Recorded data:

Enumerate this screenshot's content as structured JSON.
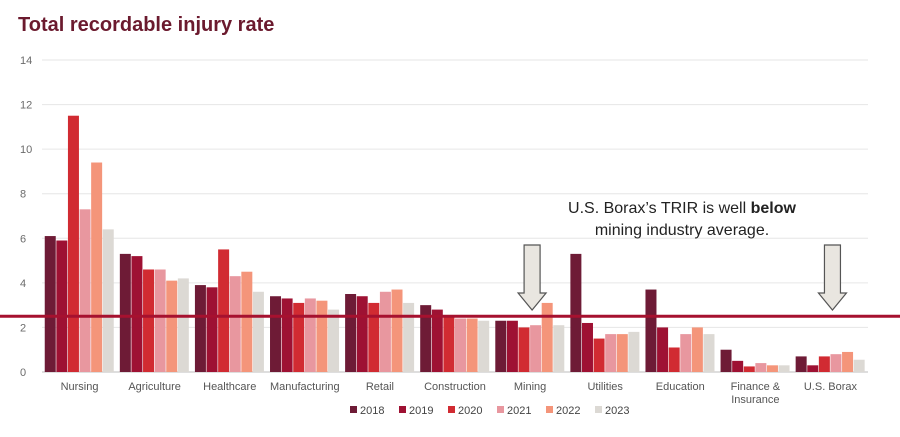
{
  "chart_data": {
    "type": "bar",
    "title": "Total recordable injury rate",
    "xlabel": "",
    "ylabel": "",
    "ylim": [
      0,
      14
    ],
    "yticks": [
      0,
      2,
      4,
      6,
      8,
      10,
      12,
      14
    ],
    "grid": true,
    "legend_position": "bottom-center",
    "categories": [
      [
        "Nursing"
      ],
      [
        "Agriculture"
      ],
      [
        "Healthcare"
      ],
      [
        "Manufacturing"
      ],
      [
        "Retail"
      ],
      [
        "Construction"
      ],
      [
        "Mining"
      ],
      [
        "Utilities"
      ],
      [
        "Education"
      ],
      [
        "Finance &",
        "Insurance"
      ],
      [
        "U.S. Borax"
      ]
    ],
    "series": [
      {
        "name": "2018",
        "color": "#6e1b36",
        "values": [
          6.1,
          5.3,
          3.9,
          3.4,
          3.5,
          3.0,
          2.3,
          5.3,
          3.7,
          1.0,
          0.7
        ]
      },
      {
        "name": "2019",
        "color": "#9e1133",
        "values": [
          5.9,
          5.2,
          3.8,
          3.3,
          3.4,
          2.8,
          2.3,
          2.2,
          2.0,
          0.5,
          0.3
        ]
      },
      {
        "name": "2020",
        "color": "#d12b32",
        "values": [
          11.5,
          4.6,
          5.5,
          3.1,
          3.1,
          2.5,
          2.0,
          1.5,
          1.1,
          0.25,
          0.7
        ]
      },
      {
        "name": "2021",
        "color": "#e8979f",
        "values": [
          7.3,
          4.6,
          4.3,
          3.3,
          3.6,
          2.4,
          2.1,
          1.7,
          1.7,
          0.4,
          0.8
        ]
      },
      {
        "name": "2022",
        "color": "#f4957a",
        "values": [
          9.4,
          4.1,
          4.5,
          3.2,
          3.7,
          2.4,
          3.1,
          1.7,
          2.0,
          0.3,
          0.9
        ]
      },
      {
        "name": "2023",
        "color": "#dcd9d4",
        "values": [
          6.4,
          4.2,
          3.6,
          2.8,
          3.1,
          2.3,
          2.1,
          1.8,
          1.7,
          0.3,
          0.55
        ]
      }
    ],
    "reference_line": {
      "value": 2.5,
      "color": "#a6112f"
    },
    "annotation": {
      "line1": "U.S. Borax’s TRIR is well ",
      "line1_bold": "below",
      "line2": "mining industry average."
    },
    "arrows_point_to": [
      "Mining",
      "U.S. Borax"
    ]
  }
}
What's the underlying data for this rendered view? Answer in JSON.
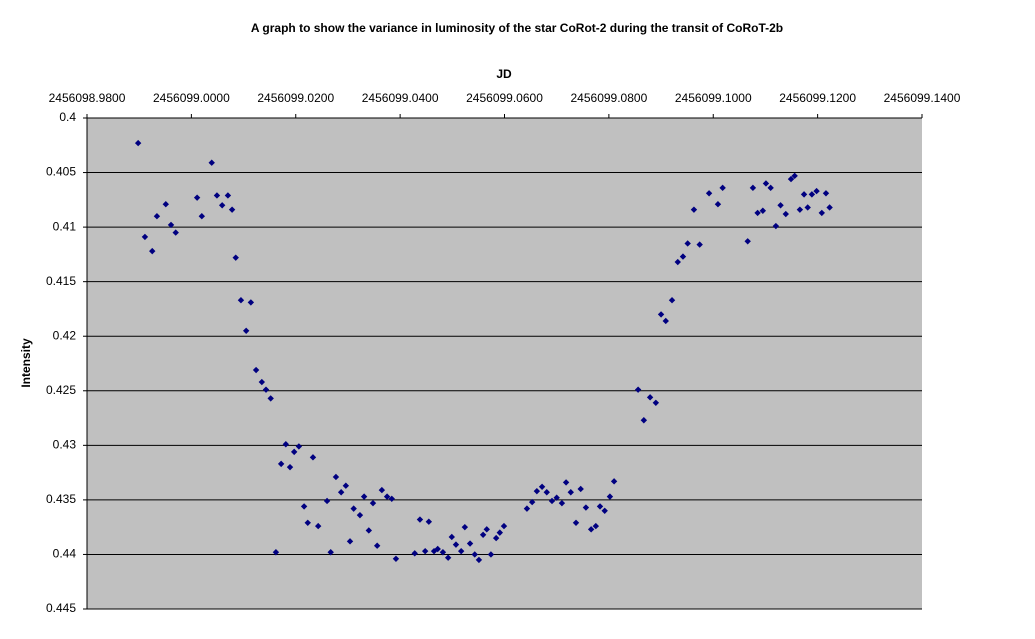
{
  "chart_data": {
    "type": "scatter",
    "title": "A graph to show the variance in luminosity of the star CoRot-2 during the transit of CoRoT-2b",
    "x_label": "JD",
    "y_label": "Intensity",
    "xlim": [
      2456098.98,
      2456099.14
    ],
    "xticks": [
      {
        "value": 2456098.98,
        "label": "2456098.9800"
      },
      {
        "value": 2456099.0,
        "label": "2456099.0000"
      },
      {
        "value": 2456099.02,
        "label": "2456099.0200"
      },
      {
        "value": 2456099.04,
        "label": "2456099.0400"
      },
      {
        "value": 2456099.06,
        "label": "2456099.0600"
      },
      {
        "value": 2456099.08,
        "label": "2456099.0800"
      },
      {
        "value": 2456099.1,
        "label": "2456099.1000"
      },
      {
        "value": 2456099.12,
        "label": "2456099.1200"
      },
      {
        "value": 2456099.14,
        "label": "2456099.1400"
      }
    ],
    "ylim": [
      0.4,
      0.445
    ],
    "y_inverted": true,
    "yticks": [
      0.4,
      0.405,
      0.41,
      0.415,
      0.42,
      0.425,
      0.43,
      0.435,
      0.44,
      0.445
    ],
    "grid": true,
    "color": "#000080",
    "x": [
      2456098.9898,
      2456098.9911,
      2456098.9925,
      2456098.9934,
      2456098.9951,
      2456098.9961,
      2456098.997,
      2456099.0011,
      2456099.002,
      2456099.0039,
      2456099.0049,
      2456099.0059,
      2456099.007,
      2456099.0078,
      2456099.0085,
      2456099.0095,
      2456099.0105,
      2456099.0114,
      2456099.0124,
      2456099.0135,
      2456099.0143,
      2456099.0152,
      2456099.0162,
      2456099.0172,
      2456099.0181,
      2456099.0189,
      2456099.0197,
      2456099.0206,
      2456099.0216,
      2456099.0223,
      2456099.0233,
      2456099.0243,
      2456099.026,
      2456099.0267,
      2456099.0277,
      2456099.0287,
      2456099.0296,
      2456099.0304,
      2456099.0311,
      2456099.0323,
      2456099.0331,
      2456099.034,
      2456099.0348,
      2456099.0356,
      2456099.0365,
      2456099.0375,
      2456099.0384,
      2456099.0392,
      2456099.0428,
      2456099.0438,
      2456099.0448,
      2456099.0455,
      2456099.0465,
      2456099.0472,
      2456099.0482,
      2456099.0492,
      2456099.0499,
      2456099.0507,
      2456099.0517,
      2456099.0524,
      2456099.0534,
      2456099.0543,
      2456099.0551,
      2456099.0559,
      2456099.0566,
      2456099.0574,
      2456099.0584,
      2456099.0591,
      2456099.0599,
      2456099.0643,
      2456099.0653,
      2456099.0662,
      2456099.0672,
      2456099.0681,
      2456099.0691,
      2456099.07,
      2456099.071,
      2456099.0718,
      2456099.0727,
      2456099.0737,
      2456099.0746,
      2456099.0756,
      2456099.0766,
      2456099.0775,
      2456099.0783,
      2456099.0792,
      2456099.0802,
      2456099.081,
      2456099.0856,
      2456099.0867,
      2456099.0879,
      2456099.089,
      2456099.09,
      2456099.0909,
      2456099.0921,
      2456099.0932,
      2456099.0942,
      2456099.0951,
      2456099.0963,
      2456099.0974,
      2456099.0992,
      2456099.1009,
      2456099.1018,
      2456099.1066,
      2456099.1076,
      2456099.1085,
      2456099.1095,
      2456099.1101,
      2456099.111,
      2456099.112,
      2456099.1129,
      2456099.1139,
      2456099.1149,
      2456099.1156,
      2456099.1166,
      2456099.1174,
      2456099.1181,
      2456099.1189,
      2456099.1198,
      2456099.1208,
      2456099.1216,
      2456099.1223
    ],
    "values": [
      0.4023,
      0.4109,
      0.4122,
      0.409,
      0.4079,
      0.4098,
      0.4105,
      0.4073,
      0.409,
      0.4041,
      0.4071,
      0.408,
      0.4071,
      0.4084,
      0.4128,
      0.4167,
      0.4195,
      0.4169,
      0.4231,
      0.4242,
      0.4249,
      0.4257,
      0.4398,
      0.4317,
      0.4299,
      0.432,
      0.4306,
      0.4301,
      0.4356,
      0.4371,
      0.4311,
      0.4374,
      0.4351,
      0.4398,
      0.4329,
      0.4343,
      0.4337,
      0.4388,
      0.4358,
      0.4364,
      0.4347,
      0.4378,
      0.4353,
      0.4392,
      0.4341,
      0.4347,
      0.4349,
      0.4404,
      0.4399,
      0.4368,
      0.4397,
      0.437,
      0.4397,
      0.4395,
      0.4398,
      0.4403,
      0.4384,
      0.4391,
      0.4397,
      0.4375,
      0.439,
      0.44,
      0.4405,
      0.4382,
      0.4377,
      0.44,
      0.4385,
      0.438,
      0.4374,
      0.4358,
      0.4352,
      0.4342,
      0.4338,
      0.4343,
      0.4351,
      0.4348,
      0.4353,
      0.4334,
      0.4343,
      0.4371,
      0.434,
      0.4357,
      0.4377,
      0.4374,
      0.4356,
      0.436,
      0.4347,
      0.4333,
      0.4249,
      0.4277,
      0.4256,
      0.4261,
      0.418,
      0.4186,
      0.4167,
      0.4132,
      0.4127,
      0.4115,
      0.4084,
      0.4116,
      0.4069,
      0.4079,
      0.4064,
      0.4113,
      0.4064,
      0.4087,
      0.4085,
      0.406,
      0.4064,
      0.4099,
      0.408,
      0.4088,
      0.4056,
      0.4053,
      0.4084,
      0.407,
      0.4082,
      0.407,
      0.4067,
      0.4087,
      0.4069,
      0.4082
    ]
  }
}
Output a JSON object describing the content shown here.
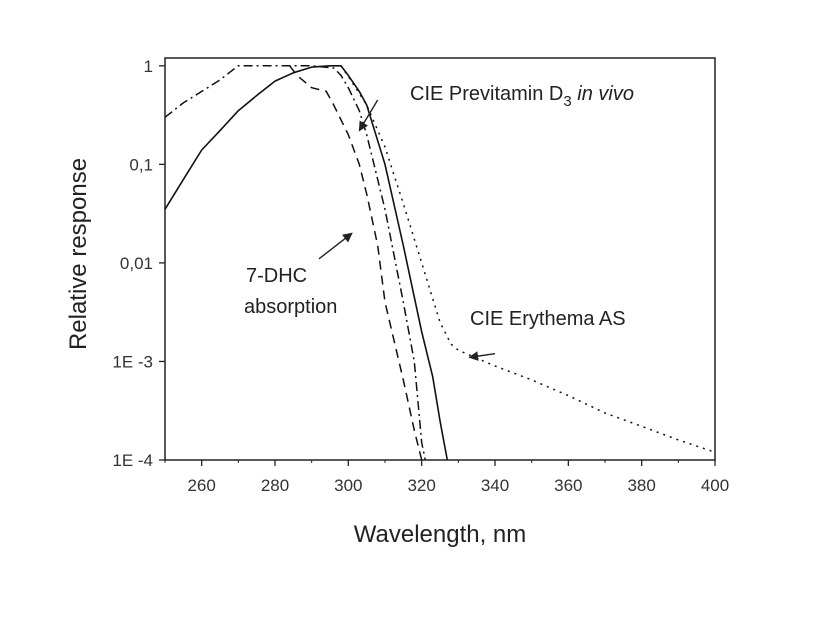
{
  "chart_data": {
    "type": "line",
    "title": "",
    "xlabel": "Wavelength, nm",
    "ylabel": "Relative response",
    "xlim": [
      250,
      400
    ],
    "ylim": [
      0.0001,
      1.2
    ],
    "yscale": "log",
    "x_ticks": [
      260,
      280,
      300,
      320,
      340,
      360,
      380,
      400
    ],
    "x_tick_labels": [
      "260",
      "280",
      "300",
      "320",
      "340",
      "360",
      "380",
      "400"
    ],
    "y_ticks": [
      0.0001,
      0.001,
      0.01,
      0.1,
      1
    ],
    "y_tick_labels": [
      "1E -4",
      "1E -3",
      "0,01",
      "0,1",
      "1"
    ],
    "grid": false,
    "legend": "none",
    "series": [
      {
        "style": "solid",
        "points": [
          [
            250,
            0.035
          ],
          [
            255,
            0.07
          ],
          [
            260,
            0.14
          ],
          [
            265,
            0.22
          ],
          [
            270,
            0.35
          ],
          [
            275,
            0.5
          ],
          [
            280,
            0.7
          ],
          [
            285,
            0.85
          ],
          [
            290,
            0.97
          ],
          [
            295,
            1.0
          ],
          [
            298,
            1.0
          ],
          [
            300,
            0.8
          ],
          [
            303,
            0.55
          ],
          [
            305,
            0.4
          ],
          [
            310,
            0.1
          ],
          [
            315,
            0.015
          ],
          [
            320,
            0.002
          ],
          [
            323,
            0.0007
          ],
          [
            325,
            0.00025
          ],
          [
            327,
            0.0001
          ]
        ]
      },
      {
        "style": "dashdot",
        "points": [
          [
            250,
            0.3
          ],
          [
            255,
            0.42
          ],
          [
            260,
            0.55
          ],
          [
            265,
            0.72
          ],
          [
            268,
            0.88
          ],
          [
            270,
            1.0
          ],
          [
            280,
            1.0
          ],
          [
            290,
            1.0
          ],
          [
            296,
            0.95
          ],
          [
            298,
            0.8
          ],
          [
            300,
            0.6
          ],
          [
            303,
            0.35
          ],
          [
            305,
            0.2
          ],
          [
            310,
            0.035
          ],
          [
            315,
            0.004
          ],
          [
            318,
            0.001
          ],
          [
            320,
            0.00015
          ],
          [
            321,
            0.0001
          ]
        ]
      },
      {
        "style": "dash",
        "points": [
          [
            284,
            1.0
          ],
          [
            286,
            0.8
          ],
          [
            290,
            0.6
          ],
          [
            294,
            0.55
          ],
          [
            296,
            0.4
          ],
          [
            300,
            0.2
          ],
          [
            303,
            0.1
          ],
          [
            305,
            0.05
          ],
          [
            308,
            0.015
          ],
          [
            310,
            0.004
          ],
          [
            315,
            0.00065
          ],
          [
            318,
            0.0002
          ],
          [
            320,
            0.0001
          ]
        ]
      },
      {
        "style": "dot",
        "points": [
          [
            298,
            1.0
          ],
          [
            300,
            0.78
          ],
          [
            305,
            0.4
          ],
          [
            310,
            0.15
          ],
          [
            315,
            0.04
          ],
          [
            320,
            0.01
          ],
          [
            325,
            0.0025
          ],
          [
            328,
            0.0015
          ],
          [
            330,
            0.0013
          ],
          [
            340,
            0.0009
          ],
          [
            350,
            0.00065
          ],
          [
            360,
            0.00045
          ],
          [
            370,
            0.0003
          ],
          [
            380,
            0.00022
          ],
          [
            390,
            0.00016
          ],
          [
            400,
            0.00012
          ]
        ]
      }
    ],
    "annotations": [
      {
        "text": "CIE Previtamin D",
        "subscript": "3",
        "italic_suffix": " in vivo",
        "arrow_from": [
          308,
          0.45
        ],
        "arrow_to": [
          303,
          0.22
        ]
      },
      {
        "text_line1": "7-DHC",
        "text_line2": "absorption",
        "arrow_from": [
          292,
          0.011
        ],
        "arrow_to": [
          301,
          0.02
        ]
      },
      {
        "text": "CIE Erythema AS",
        "arrow_from": [
          340,
          0.0012
        ],
        "arrow_to": [
          333,
          0.0011
        ]
      }
    ],
    "colors": {
      "curves": "#111111",
      "axes": "#222222",
      "text": "#222222"
    }
  }
}
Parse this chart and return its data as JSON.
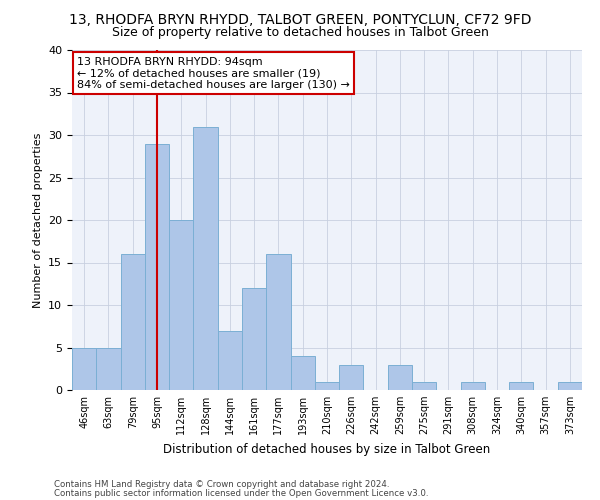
{
  "title": "13, RHODFA BRYN RHYDD, TALBOT GREEN, PONTYCLUN, CF72 9FD",
  "subtitle": "Size of property relative to detached houses in Talbot Green",
  "xlabel": "Distribution of detached houses by size in Talbot Green",
  "ylabel": "Number of detached properties",
  "categories": [
    "46sqm",
    "63sqm",
    "79sqm",
    "95sqm",
    "112sqm",
    "128sqm",
    "144sqm",
    "161sqm",
    "177sqm",
    "193sqm",
    "210sqm",
    "226sqm",
    "242sqm",
    "259sqm",
    "275sqm",
    "291sqm",
    "308sqm",
    "324sqm",
    "340sqm",
    "357sqm",
    "373sqm"
  ],
  "values": [
    5,
    5,
    16,
    29,
    20,
    31,
    7,
    12,
    16,
    4,
    1,
    3,
    0,
    3,
    1,
    0,
    1,
    0,
    1,
    0,
    1
  ],
  "bar_color": "#aec6e8",
  "bar_edge_color": "#7bafd4",
  "vline_x": 3,
  "vline_color": "#cc0000",
  "ylim": [
    0,
    40
  ],
  "yticks": [
    0,
    5,
    10,
    15,
    20,
    25,
    30,
    35,
    40
  ],
  "annotation_title": "13 RHODFA BRYN RHYDD: 94sqm",
  "annotation_line2": "← 12% of detached houses are smaller (19)",
  "annotation_line3": "84% of semi-detached houses are larger (130) →",
  "annotation_box_color": "#ffffff",
  "annotation_box_edge": "#cc0000",
  "footer1": "Contains HM Land Registry data © Crown copyright and database right 2024.",
  "footer2": "Contains public sector information licensed under the Open Government Licence v3.0.",
  "bg_color": "#eef2fa",
  "title_fontsize": 10,
  "subtitle_fontsize": 9
}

Exercise task - Identify each line in the entries with the word "Contains" and copy it.

Correct result -
  "footer1": "Contains HM Land Registry data © Crown copyright and database right 2024.",
  "footer2": "Contains public sector information licensed under the Open Government Licence v3.0.",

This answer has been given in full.